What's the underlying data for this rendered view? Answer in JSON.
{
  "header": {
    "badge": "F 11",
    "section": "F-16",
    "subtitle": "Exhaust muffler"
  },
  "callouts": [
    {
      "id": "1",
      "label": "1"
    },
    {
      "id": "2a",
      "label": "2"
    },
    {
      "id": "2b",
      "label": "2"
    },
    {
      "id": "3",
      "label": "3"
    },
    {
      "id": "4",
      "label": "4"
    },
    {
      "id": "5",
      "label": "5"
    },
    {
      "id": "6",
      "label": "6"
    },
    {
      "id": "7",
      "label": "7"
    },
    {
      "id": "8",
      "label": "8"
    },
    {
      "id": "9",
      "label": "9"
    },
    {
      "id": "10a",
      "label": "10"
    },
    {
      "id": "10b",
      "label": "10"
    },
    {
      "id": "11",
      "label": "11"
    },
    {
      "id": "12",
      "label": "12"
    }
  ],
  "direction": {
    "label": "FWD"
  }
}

■ **What you need to do**: Extract all of the data shown above without alteration.

■ **Result for this exercise**:
What's the underlying data for this rendered view? Answer in JSON.
{
  "header": {
    "badge": "F 11",
    "section": "F-16",
    "subtitle": "Exhaust muffler"
  },
  "callouts": [
    {
      "id": "1",
      "label": "1"
    },
    {
      "id": "2a",
      "label": "2"
    },
    {
      "id": "2b",
      "label": "2"
    },
    {
      "id": "3",
      "label": "3"
    },
    {
      "id": "4",
      "label": "4"
    },
    {
      "id": "5",
      "label": "5"
    },
    {
      "id": "6",
      "label": "6"
    },
    {
      "id": "7",
      "label": "7"
    },
    {
      "id": "8",
      "label": "8"
    },
    {
      "id": "9",
      "label": "9"
    },
    {
      "id": "10a",
      "label": "10"
    },
    {
      "id": "10b",
      "label": "10"
    },
    {
      "id": "11",
      "label": "11"
    },
    {
      "id": "12",
      "label": "12"
    }
  ],
  "direction": {
    "label": "FWD"
  }
}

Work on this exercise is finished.